◆ **INSTRUCTIONS TO FOLLOW**: Locate the string "Bacaan" in the listing below. Copy every line where it is found.

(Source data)
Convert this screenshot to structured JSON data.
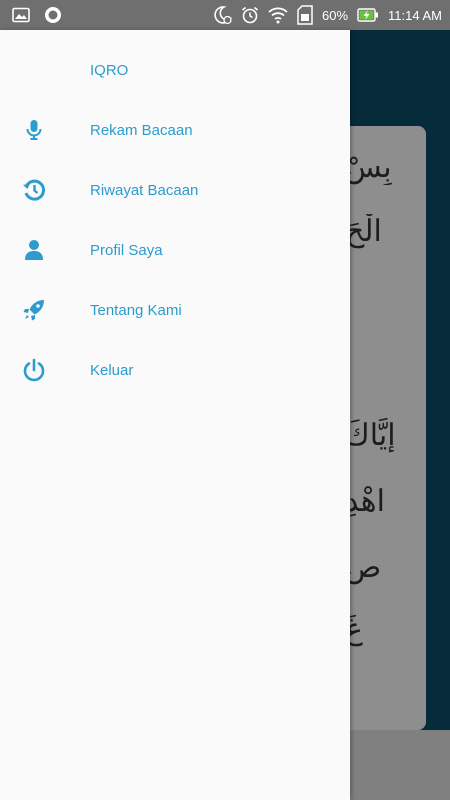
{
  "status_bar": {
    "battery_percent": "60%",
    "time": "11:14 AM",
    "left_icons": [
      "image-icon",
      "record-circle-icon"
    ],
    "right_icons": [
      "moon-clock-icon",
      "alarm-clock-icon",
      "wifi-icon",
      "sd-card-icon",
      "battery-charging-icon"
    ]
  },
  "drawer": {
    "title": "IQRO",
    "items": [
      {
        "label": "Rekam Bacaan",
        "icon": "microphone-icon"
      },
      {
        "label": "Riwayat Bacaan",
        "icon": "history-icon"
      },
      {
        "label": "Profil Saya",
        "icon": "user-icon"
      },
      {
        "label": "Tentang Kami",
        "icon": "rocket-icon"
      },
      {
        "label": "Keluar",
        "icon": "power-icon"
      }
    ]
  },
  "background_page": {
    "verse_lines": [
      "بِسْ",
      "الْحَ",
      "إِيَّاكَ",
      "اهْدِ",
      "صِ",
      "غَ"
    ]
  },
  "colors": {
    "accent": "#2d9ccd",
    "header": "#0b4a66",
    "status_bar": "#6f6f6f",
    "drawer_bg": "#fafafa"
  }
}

◆ **OUTPUT FOR THIS EXERCISE**:
        "label": "Rekam Bacaan",
        "label": "Riwayat Bacaan",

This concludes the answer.